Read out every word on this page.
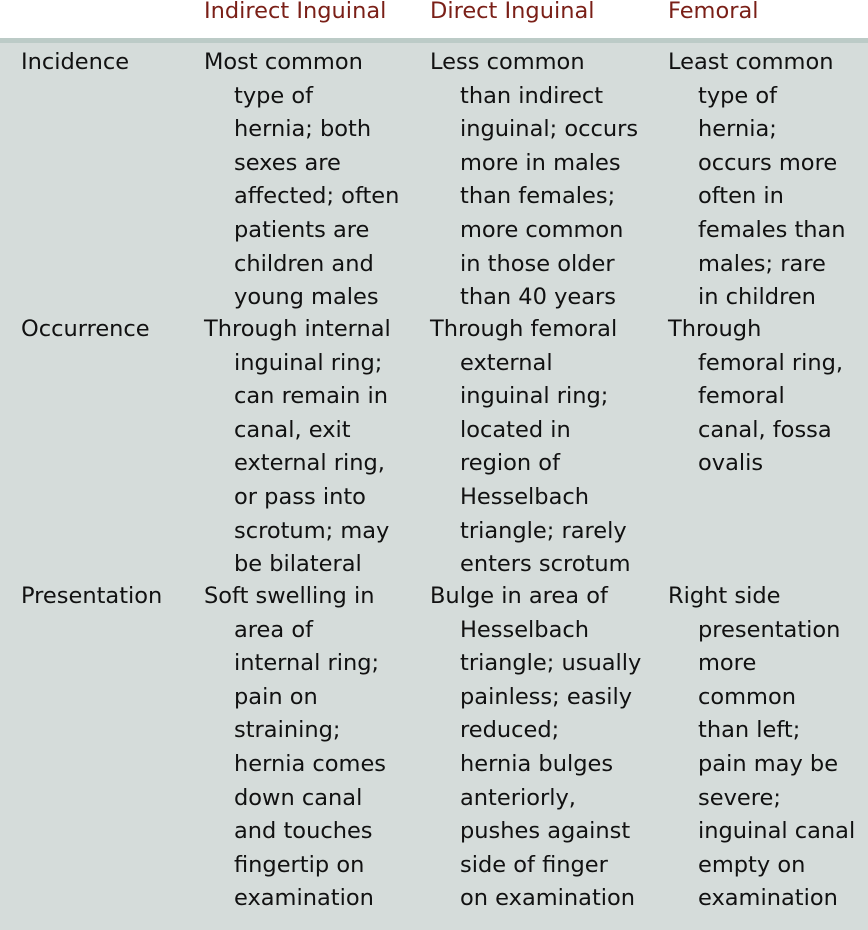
Indirect Inguinal Direct Inguinal	Femoral
Incidence	Most common
type of
hernia; both
sexes are
affected; often
patients are
children and
young males
Less common
than indirect
inguinal; occurs
more in males
than females;
more common
in those older
than 40 years
Least common
type of
hernia;
occurs more
often in
females than
males; rare
in children
Occurrence Through internal
inguinal ring;
can remain in
canal, exit
external ring,
or pass into
scrotum; may
be bilateral
Through femoral
external
inguinal ring;
located in
region of
Hesselbach
triangle; rarely
enters scrotum
Through
femoral ring,
femoral
canal, fossa
ovalis
Presentation Soft swelling in
area of
internal ring;
pain on
straining;
hernia comes
down canal
and touches
fingertip on
examination
Bulge in area of
Hesselbach
triangle; usually
painless; easily
reduced;
hernia bulges
anteriorly,
pushes against
side of finger
on examination
Right side
presentation
more
common
than left;
pain may be
severe;
inguinal canal
empty on
examination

####################

= PROMPT =
Would you please print out all the records above exactly, minus any pictures?

= PROBLEM SOLUTION =
Read out every word on this page.
Indirect Inguinal Direct Inguinal	Femoral
Incidence	Most common
type of
hernia; both
sexes are
affected; often
patients are
children and
young males
Less common
than indirect
inguinal; occurs
more in males
than females;
more common
in those older
than 40 years
Least common
type of
hernia;
occurs more
often in
females than
males; rare
in children
Occurrence Through internal
inguinal ring;
can remain in
canal, exit
external ring,
or pass into
scrotum; may
be bilateral
Through femoral
external
inguinal ring;
located in
region of
Hesselbach
triangle; rarely
enters scrotum
Through
femoral ring,
femoral
canal, fossa
ovalis
Presentation Soft swelling in
area of
internal ring;
pain on
straining;
hernia comes
down canal
and touches
fingertip on
examination
Bulge in area of
Hesselbach
triangle; usually
painless; easily
reduced;
hernia bulges
anteriorly,
pushes against
side of finger
on examination
Right side
presentation
more
common
than left;
pain may be
severe;
inguinal canal
empty on
examination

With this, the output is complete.